# Task details:
Set the data down again, exactly as it reads, but without the pictures.

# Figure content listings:
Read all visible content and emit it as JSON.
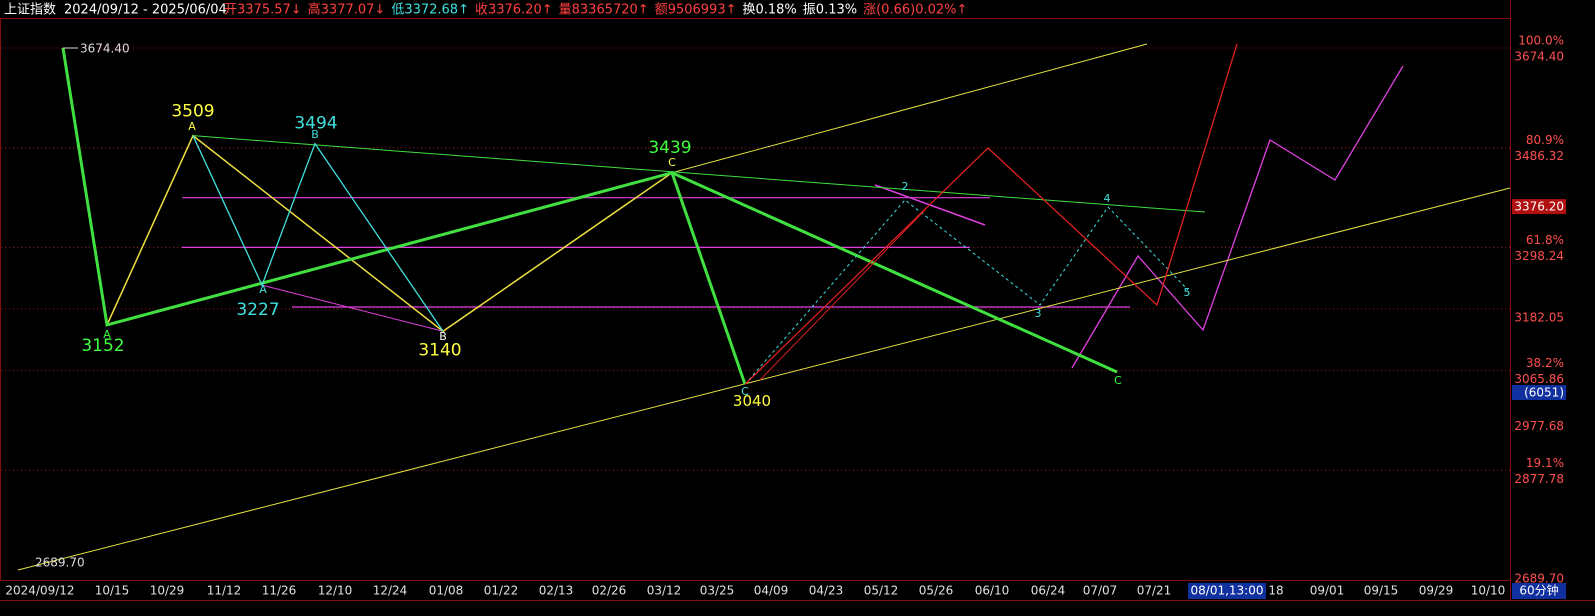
{
  "header": {
    "name": "上证指数",
    "range": "2024/09/12 - 2025/06/04",
    "fields": [
      {
        "text": "开3375.57↓",
        "color": "#ff4040"
      },
      {
        "text": "高3377.07↓",
        "color": "#ff4040"
      },
      {
        "text": "低3372.68↑",
        "color": "#40e0e0"
      },
      {
        "text": "收3376.20↑",
        "color": "#ff4040"
      },
      {
        "text": "量83365720↑",
        "color": "#ff4040"
      },
      {
        "text": "额9506993↑",
        "color": "#ff4040"
      },
      {
        "text": "换0.18%",
        "color": "#ffffff"
      },
      {
        "text": "振0.13%",
        "color": "#ffffff"
      },
      {
        "text": "涨(0.66)0.02%↑",
        "color": "#ff4040"
      }
    ]
  },
  "price_axis": [
    {
      "value": 3674.4,
      "label": "3674.40",
      "fib": "100.0%"
    },
    {
      "value": 3486.32,
      "label": "3486.32",
      "fib": "80.9%"
    },
    {
      "value": 3298.24,
      "label": "3298.24",
      "fib": "61.8%"
    },
    {
      "value": 3182.05,
      "label": "3182.05"
    },
    {
      "value": 3065.86,
      "label": "3065.86",
      "fib": "38.2%"
    },
    {
      "value": 2977.68,
      "label": "2977.68"
    },
    {
      "value": 2877.78,
      "label": "2877.78",
      "fib": "19.1%"
    },
    {
      "value": 2689.7,
      "label": "2689.70"
    }
  ],
  "current_price": {
    "value": 3376.2,
    "label": "3376.20"
  },
  "volume_note": "(6051)",
  "time_axis": [
    "2024/09/12",
    "10/15",
    "10/29",
    "11/12",
    "11/26",
    "12/10",
    "12/24",
    "01/08",
    "01/22",
    "02/13",
    "02/26",
    "03/12",
    "03/25",
    "04/09",
    "04/23",
    "05/12",
    "05/26",
    "06/10",
    "06/24",
    "07/07",
    "07/21",
    "18",
    "09/01",
    "09/15",
    "09/29",
    "10/10"
  ],
  "time_cursor": "08/01,13:00",
  "period": "60分钟",
  "pivots": [
    {
      "label": "3674.40",
      "value": 3674.4,
      "color": "#dddddd"
    },
    {
      "label": "2689.70",
      "value": 2689.7,
      "color": "#dddddd"
    },
    {
      "label": "3509",
      "value": 3509,
      "color": "#ffff40"
    },
    {
      "label": "3494",
      "value": 3494,
      "color": "#40e0e0"
    },
    {
      "label": "3439",
      "value": 3439,
      "color": "#40ff40"
    },
    {
      "label": "3227",
      "value": 3227,
      "color": "#40e0e0"
    },
    {
      "label": "3152",
      "value": 3152,
      "color": "#40ff40"
    },
    {
      "label": "3140",
      "value": 3140,
      "color": "#ffff40"
    },
    {
      "label": "3040",
      "value": 3040,
      "color": "#ffff40"
    }
  ],
  "wave_marks": [
    "A",
    "B",
    "A",
    "A",
    "B",
    "C",
    "C",
    "2",
    "3",
    "4",
    "5",
    "C"
  ]
}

# Written response:
Read all visible content and emit it as JSON.
{
  "header": {
    "name": "上证指数",
    "range": "2024/09/12 - 2025/06/04",
    "fields": [
      {
        "text": "开3375.57↓",
        "color": "#ff4040"
      },
      {
        "text": "高3377.07↓",
        "color": "#ff4040"
      },
      {
        "text": "低3372.68↑",
        "color": "#40e0e0"
      },
      {
        "text": "收3376.20↑",
        "color": "#ff4040"
      },
      {
        "text": "量83365720↑",
        "color": "#ff4040"
      },
      {
        "text": "额9506993↑",
        "color": "#ff4040"
      },
      {
        "text": "换0.18%",
        "color": "#ffffff"
      },
      {
        "text": "振0.13%",
        "color": "#ffffff"
      },
      {
        "text": "涨(0.66)0.02%↑",
        "color": "#ff4040"
      }
    ]
  },
  "price_axis": [
    {
      "value": 3674.4,
      "label": "3674.40",
      "fib": "100.0%"
    },
    {
      "value": 3486.32,
      "label": "3486.32",
      "fib": "80.9%"
    },
    {
      "value": 3298.24,
      "label": "3298.24",
      "fib": "61.8%"
    },
    {
      "value": 3182.05,
      "label": "3182.05"
    },
    {
      "value": 3065.86,
      "label": "3065.86",
      "fib": "38.2%"
    },
    {
      "value": 2977.68,
      "label": "2977.68"
    },
    {
      "value": 2877.78,
      "label": "2877.78",
      "fib": "19.1%"
    },
    {
      "value": 2689.7,
      "label": "2689.70"
    }
  ],
  "current_price": {
    "value": 3376.2,
    "label": "3376.20"
  },
  "volume_note": "(6051)",
  "time_axis": [
    "2024/09/12",
    "10/15",
    "10/29",
    "11/12",
    "11/26",
    "12/10",
    "12/24",
    "01/08",
    "01/22",
    "02/13",
    "02/26",
    "03/12",
    "03/25",
    "04/09",
    "04/23",
    "05/12",
    "05/26",
    "06/10",
    "06/24",
    "07/07",
    "07/21",
    "18",
    "09/01",
    "09/15",
    "09/29",
    "10/10"
  ],
  "time_cursor": "08/01,13:00",
  "period": "60分钟",
  "pivots": [
    {
      "label": "3674.40",
      "value": 3674.4,
      "color": "#dddddd"
    },
    {
      "label": "2689.70",
      "value": 2689.7,
      "color": "#dddddd"
    },
    {
      "label": "3509",
      "value": 3509,
      "color": "#ffff40"
    },
    {
      "label": "3494",
      "value": 3494,
      "color": "#40e0e0"
    },
    {
      "label": "3439",
      "value": 3439,
      "color": "#40ff40"
    },
    {
      "label": "3227",
      "value": 3227,
      "color": "#40e0e0"
    },
    {
      "label": "3152",
      "value": 3152,
      "color": "#40ff40"
    },
    {
      "label": "3140",
      "value": 3140,
      "color": "#ffff40"
    },
    {
      "label": "3040",
      "value": 3040,
      "color": "#ffff40"
    }
  ],
  "wave_marks": [
    "A",
    "B",
    "A",
    "A",
    "B",
    "C",
    "C",
    "2",
    "3",
    "4",
    "5",
    "C"
  ]
}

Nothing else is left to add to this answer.